**Problem**
All of the material below is to be returned exactly.

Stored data

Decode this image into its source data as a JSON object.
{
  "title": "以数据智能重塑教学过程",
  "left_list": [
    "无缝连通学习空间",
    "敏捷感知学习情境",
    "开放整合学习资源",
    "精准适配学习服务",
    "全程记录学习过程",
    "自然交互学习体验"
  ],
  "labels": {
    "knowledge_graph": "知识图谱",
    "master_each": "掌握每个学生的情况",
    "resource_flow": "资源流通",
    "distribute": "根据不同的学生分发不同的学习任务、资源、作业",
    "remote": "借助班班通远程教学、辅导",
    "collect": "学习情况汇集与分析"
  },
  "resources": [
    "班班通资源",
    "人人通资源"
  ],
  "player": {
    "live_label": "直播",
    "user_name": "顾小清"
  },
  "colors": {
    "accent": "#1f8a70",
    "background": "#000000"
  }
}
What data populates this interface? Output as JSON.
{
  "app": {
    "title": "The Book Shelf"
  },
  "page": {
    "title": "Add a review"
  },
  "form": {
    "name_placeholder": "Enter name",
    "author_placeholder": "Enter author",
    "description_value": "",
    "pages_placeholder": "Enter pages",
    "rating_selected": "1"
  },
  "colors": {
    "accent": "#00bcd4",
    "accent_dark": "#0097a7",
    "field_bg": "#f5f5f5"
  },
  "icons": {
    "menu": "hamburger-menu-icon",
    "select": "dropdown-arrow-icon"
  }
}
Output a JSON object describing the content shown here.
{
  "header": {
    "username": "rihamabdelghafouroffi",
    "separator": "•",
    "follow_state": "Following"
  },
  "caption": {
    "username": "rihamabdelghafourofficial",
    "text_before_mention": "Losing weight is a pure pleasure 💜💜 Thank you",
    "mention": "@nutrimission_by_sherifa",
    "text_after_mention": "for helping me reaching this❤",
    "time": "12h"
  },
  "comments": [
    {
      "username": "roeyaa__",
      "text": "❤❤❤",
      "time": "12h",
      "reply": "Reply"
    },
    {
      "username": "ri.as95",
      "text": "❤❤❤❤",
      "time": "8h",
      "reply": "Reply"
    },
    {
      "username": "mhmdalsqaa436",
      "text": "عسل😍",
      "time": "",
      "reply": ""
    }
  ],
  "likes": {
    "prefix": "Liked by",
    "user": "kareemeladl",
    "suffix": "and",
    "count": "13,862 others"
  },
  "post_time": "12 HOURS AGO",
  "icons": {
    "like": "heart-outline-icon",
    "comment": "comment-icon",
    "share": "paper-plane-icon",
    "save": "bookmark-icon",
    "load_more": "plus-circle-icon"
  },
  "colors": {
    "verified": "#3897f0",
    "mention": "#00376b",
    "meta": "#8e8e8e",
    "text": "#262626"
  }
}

**Task output**
Decode this image into its source data as a JSON object.
{
  "title": "以数据智能重塑教学过程",
  "left_list": [
    "无缝连通学习空间",
    "敏捷感知学习情境",
    "开放整合学习资源",
    "精准适配学习服务",
    "全程记录学习过程",
    "自然交互学习体验"
  ],
  "labels": {
    "knowledge_graph": "知识图谱",
    "master_each": "掌握每个学生的情况",
    "resource_flow": "资源流通",
    "distribute": "根据不同的学生分发不同的学习任务、资源、作业",
    "remote": "借助班班通远程教学、辅导",
    "collect": "学习情况汇集与分析"
  },
  "resources": [
    "班班通资源",
    "人人通资源"
  ],
  "player": {
    "live_label": "直播",
    "user_name": "顾小清"
  },
  "colors": {
    "accent": "#1f8a70",
    "background": "#000000"
  }
}
What data populates this interface? Output as JSON.
{
  "app": {
    "title": "The Book Shelf"
  },
  "page": {
    "title": "Add a review"
  },
  "form": {
    "name_placeholder": "Enter name",
    "author_placeholder": "Enter author",
    "description_value": "",
    "pages_placeholder": "Enter pages",
    "rating_selected": "1"
  },
  "colors": {
    "accent": "#00bcd4",
    "accent_dark": "#0097a7",
    "field_bg": "#f5f5f5"
  },
  "icons": {
    "menu": "hamburger-menu-icon",
    "select": "dropdown-arrow-icon"
  }
}
Output a JSON object describing the content shown here.
{
  "header": {
    "username": "rihamabdelghafouroffi",
    "separator": "•",
    "follow_state": "Following"
  },
  "caption": {
    "username": "rihamabdelghafourofficial",
    "text_before_mention": "Losing weight is a pure pleasure 💜💜 Thank you",
    "mention": "@nutrimission_by_sherifa",
    "text_after_mention": "for helping me reaching this❤",
    "time": "12h"
  },
  "comments": [
    {
      "username": "roeyaa__",
      "text": "❤❤❤",
      "time": "12h",
      "reply": "Reply"
    },
    {
      "username": "ri.as95",
      "text": "❤❤❤❤",
      "time": "8h",
      "reply": "Reply"
    },
    {
      "username": "mhmdalsqaa436",
      "text": "عسل😍",
      "time": "",
      "reply": ""
    }
  ],
  "likes": {
    "prefix": "Liked by",
    "user": "kareemeladl",
    "suffix": "and",
    "count": "13,862 others"
  },
  "post_time": "12 HOURS AGO",
  "icons": {
    "like": "heart-outline-icon",
    "comment": "comment-icon",
    "share": "paper-plane-icon",
    "save": "bookmark-icon",
    "load_more": "plus-circle-icon"
  },
  "colors": {
    "verified": "#3897f0",
    "mention": "#00376b",
    "meta": "#8e8e8e",
    "text": "#262626"
  }
}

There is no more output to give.